━━━━━ 課題文

図1及び2に示すように、温熱具1aは、温熱体2と、保持部10と、固定部11とを備えている。保持部10は、温熱体2を取り外し可能に保持するように構成される。固定部11は、保持部10に連結されており、温熱体2を保持した状態の保持部10を、耳介3の内側の所定の位置に接した状態で固定するように構成される。本実施形態に係る固定部11は、外耳道孔30(
図6参照)の内壁面に密着しつつ、外耳道孔30の浅部に挿入される挿入部12を含む。挿入部12は、外耳道孔30を閉塞し、外部の音声を遮蔽するように構成される。すなわち、本実施形態に係る耳介用温熱具1は、耳栓としての機能も有している。
【0024】
<2.各部の構成>
<2-1.温熱体>
図3は、温熱体2の斜視図である。温熱体2は、典型的には使い捨てされるカイロであり、使用前には空気を遮断するフィルム袋(不図示)内に密封されている。温熱体2は、空気に触れると発熱を伴う化学反応を起こす発熱組成物20と、発熱組成物20を内部に収容する収容部21とを有する。発熱組成物20は、例えば鉄粉等の金属粉、水、保水材等を含む粉体であってもよく、化学反応は鉄等の金属の酸化反応であってもよい。収容部21は、中空の円錐台形状を有し、より大きな径を有する端面の周縁部にはフランジ部210が形成されている。収容部21の内部空間には、発熱組成物20が収容される。収容部21は、通気性を有する材料から構成されてもよく、通気孔が適宜形成された材料から構成されてもよい。収容部21を構成する材料の例としては、不織布、合成樹脂、ゴム、エラストマー、及び布等が挙げられ、本実施形態に係る収容部21は、不織布から構成される。これらの材料は、保持部10に収容された状態を維持できるように、一定の形状を維持するように適宜加工されることが好ましい。
【0025】
耳介用温熱具1が使用される際に、温熱体2は、空気を遮断するフィルム袋から取り出され、フランジ部210が後述する保持部10の開放端側に位置するように保持部10に嵌め込まれる。耳介用温熱具1の使用状態において、保持部10の開放端は耳介3からより遠い側となり、後述する接触面部100によって閉塞されている保持部10の閉塞端は耳介3により近い側となる。つまり、
図6に示す耳介用温熱具1の使用状態において、外部から見える部分は、大部分が収容部21の大径側の端面及びフランジ部210である(
図6参照)。このように、温熱体2が保持部10に覆われていない面を有することにより、発熱組成物20が収容部21を介して空気に触れやすくなり、発熱組成物20の化学反応が促進され、発熱が効率的に行われる。

━━━━━━━━━━
━━━━━ 提供データ

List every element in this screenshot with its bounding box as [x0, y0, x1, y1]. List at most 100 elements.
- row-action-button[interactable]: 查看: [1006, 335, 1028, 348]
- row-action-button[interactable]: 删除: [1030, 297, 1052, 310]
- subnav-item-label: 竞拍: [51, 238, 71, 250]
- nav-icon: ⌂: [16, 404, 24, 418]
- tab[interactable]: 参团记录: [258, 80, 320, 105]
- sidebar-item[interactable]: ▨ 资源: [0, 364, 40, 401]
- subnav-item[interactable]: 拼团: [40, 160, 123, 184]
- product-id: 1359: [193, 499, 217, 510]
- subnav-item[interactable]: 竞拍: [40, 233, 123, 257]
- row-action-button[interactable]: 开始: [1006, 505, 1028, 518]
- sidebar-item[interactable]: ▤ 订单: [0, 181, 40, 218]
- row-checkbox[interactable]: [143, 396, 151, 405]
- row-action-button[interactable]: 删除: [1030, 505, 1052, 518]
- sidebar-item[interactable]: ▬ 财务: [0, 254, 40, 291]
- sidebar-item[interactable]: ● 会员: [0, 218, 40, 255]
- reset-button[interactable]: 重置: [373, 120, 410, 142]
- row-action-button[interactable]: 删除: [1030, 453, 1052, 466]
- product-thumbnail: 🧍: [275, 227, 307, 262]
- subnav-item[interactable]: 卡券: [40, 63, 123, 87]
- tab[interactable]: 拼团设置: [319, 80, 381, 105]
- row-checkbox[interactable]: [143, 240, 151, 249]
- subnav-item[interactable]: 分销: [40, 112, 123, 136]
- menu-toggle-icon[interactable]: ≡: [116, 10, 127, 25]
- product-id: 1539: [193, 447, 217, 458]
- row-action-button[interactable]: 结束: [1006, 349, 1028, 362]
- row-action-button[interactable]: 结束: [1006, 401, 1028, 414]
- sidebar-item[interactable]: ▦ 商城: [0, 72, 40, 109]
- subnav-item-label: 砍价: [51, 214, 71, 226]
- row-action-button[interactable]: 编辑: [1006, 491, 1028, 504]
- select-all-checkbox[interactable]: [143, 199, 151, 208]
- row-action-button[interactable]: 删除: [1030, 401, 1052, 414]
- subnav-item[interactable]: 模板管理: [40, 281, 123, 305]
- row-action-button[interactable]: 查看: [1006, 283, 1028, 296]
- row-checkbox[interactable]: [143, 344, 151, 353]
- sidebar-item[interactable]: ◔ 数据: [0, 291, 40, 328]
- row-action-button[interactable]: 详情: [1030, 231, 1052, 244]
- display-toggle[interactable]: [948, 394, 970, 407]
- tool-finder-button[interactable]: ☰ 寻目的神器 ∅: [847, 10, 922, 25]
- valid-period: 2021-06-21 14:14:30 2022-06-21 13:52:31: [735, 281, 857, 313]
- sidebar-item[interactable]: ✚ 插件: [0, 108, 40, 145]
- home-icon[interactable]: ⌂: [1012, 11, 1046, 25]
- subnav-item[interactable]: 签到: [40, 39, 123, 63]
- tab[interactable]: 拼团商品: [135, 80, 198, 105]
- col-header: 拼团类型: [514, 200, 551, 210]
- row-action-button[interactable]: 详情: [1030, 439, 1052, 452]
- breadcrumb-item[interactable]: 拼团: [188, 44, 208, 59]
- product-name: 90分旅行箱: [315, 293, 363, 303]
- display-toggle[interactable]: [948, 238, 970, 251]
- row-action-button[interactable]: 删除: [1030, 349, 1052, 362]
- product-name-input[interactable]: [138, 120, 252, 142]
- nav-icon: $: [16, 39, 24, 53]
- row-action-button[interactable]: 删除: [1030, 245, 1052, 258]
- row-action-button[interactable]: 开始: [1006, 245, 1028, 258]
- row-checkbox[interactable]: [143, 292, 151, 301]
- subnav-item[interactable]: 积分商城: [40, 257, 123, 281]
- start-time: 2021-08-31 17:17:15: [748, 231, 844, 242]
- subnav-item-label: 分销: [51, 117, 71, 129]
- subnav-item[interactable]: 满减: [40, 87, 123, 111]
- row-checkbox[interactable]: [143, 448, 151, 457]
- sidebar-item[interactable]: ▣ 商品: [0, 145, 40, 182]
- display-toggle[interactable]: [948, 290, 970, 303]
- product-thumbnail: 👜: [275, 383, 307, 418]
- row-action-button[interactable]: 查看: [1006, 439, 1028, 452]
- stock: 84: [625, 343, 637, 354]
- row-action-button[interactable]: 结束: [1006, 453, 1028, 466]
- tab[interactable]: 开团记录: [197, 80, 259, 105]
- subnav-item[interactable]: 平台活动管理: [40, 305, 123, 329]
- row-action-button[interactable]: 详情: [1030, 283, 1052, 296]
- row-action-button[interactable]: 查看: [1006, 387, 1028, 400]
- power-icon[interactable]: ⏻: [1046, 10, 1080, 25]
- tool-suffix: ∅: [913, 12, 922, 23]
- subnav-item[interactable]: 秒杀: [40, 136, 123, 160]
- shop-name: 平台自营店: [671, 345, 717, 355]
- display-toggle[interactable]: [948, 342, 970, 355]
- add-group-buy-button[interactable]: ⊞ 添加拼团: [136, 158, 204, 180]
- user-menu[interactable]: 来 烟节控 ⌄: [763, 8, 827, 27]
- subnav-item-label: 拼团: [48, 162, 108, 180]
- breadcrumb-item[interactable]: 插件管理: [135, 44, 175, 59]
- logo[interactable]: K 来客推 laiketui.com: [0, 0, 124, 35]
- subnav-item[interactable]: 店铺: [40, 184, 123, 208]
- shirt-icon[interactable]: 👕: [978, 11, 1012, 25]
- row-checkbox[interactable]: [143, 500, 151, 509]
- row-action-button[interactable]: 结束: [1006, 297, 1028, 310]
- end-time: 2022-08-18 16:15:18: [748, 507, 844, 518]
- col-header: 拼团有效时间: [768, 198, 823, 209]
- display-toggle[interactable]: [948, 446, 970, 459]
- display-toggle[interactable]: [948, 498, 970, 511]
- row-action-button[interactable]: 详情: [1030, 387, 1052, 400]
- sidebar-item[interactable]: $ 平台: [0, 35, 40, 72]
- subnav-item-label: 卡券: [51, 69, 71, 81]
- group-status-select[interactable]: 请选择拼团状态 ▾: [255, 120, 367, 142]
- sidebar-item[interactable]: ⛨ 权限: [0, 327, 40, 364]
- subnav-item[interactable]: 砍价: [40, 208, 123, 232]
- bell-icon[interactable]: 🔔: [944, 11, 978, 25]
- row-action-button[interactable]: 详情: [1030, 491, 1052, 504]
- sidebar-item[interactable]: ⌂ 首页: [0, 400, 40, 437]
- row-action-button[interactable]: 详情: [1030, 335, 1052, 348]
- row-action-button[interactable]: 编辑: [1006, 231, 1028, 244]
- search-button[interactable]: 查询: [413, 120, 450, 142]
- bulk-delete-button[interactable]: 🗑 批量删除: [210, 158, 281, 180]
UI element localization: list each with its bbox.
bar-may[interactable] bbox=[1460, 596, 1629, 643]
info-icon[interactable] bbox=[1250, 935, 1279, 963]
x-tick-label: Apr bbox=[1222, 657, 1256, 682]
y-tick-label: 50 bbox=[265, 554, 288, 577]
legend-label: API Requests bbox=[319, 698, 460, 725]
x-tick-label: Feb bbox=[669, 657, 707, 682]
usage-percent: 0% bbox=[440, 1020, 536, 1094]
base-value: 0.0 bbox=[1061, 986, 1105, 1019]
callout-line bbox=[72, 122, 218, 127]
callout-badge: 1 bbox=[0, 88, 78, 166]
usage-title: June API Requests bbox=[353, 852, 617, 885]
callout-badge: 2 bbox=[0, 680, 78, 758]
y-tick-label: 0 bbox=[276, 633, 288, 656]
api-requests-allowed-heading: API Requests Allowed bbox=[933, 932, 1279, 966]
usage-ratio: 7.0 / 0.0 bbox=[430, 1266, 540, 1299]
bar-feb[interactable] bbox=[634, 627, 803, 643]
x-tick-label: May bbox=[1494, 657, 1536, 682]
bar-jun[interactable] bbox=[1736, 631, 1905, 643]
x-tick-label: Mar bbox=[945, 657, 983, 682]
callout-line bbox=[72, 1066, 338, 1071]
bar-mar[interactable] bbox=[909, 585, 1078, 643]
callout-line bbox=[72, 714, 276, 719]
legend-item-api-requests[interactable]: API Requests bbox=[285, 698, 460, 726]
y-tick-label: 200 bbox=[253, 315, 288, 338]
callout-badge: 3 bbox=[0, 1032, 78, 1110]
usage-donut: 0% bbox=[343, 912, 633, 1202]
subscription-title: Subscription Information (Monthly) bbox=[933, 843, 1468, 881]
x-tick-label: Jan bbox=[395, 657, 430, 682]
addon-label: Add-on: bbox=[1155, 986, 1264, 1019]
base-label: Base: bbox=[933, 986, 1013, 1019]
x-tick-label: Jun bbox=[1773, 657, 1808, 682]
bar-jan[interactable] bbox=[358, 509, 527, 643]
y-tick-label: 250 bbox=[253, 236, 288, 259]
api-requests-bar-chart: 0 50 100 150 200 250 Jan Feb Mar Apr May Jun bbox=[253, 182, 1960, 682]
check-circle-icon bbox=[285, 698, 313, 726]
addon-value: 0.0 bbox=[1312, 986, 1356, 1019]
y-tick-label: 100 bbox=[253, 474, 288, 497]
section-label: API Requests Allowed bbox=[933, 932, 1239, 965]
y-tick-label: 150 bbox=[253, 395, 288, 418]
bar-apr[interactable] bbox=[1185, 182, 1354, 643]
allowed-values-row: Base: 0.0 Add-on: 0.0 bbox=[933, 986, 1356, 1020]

━━━━━━━━━━

> **課題要件**:
課題文に基づき、次の各問に答えよ。
1. 挿入部12は、外耳道孔30を閉塞して何をするように構成されているか。
2. 本実施形態に係る収容部21は、どの材料から構成されるか。
3. 耳介用温熱具1の使用状態において、保持部10の開放端は耳介3に対してどちら側に位置するか。

> **完成解答**:
1. 外部の音声を遮蔽するように構成されている。
2. 不織布から構成される。
3. 耳介3からより遠い側に位置する。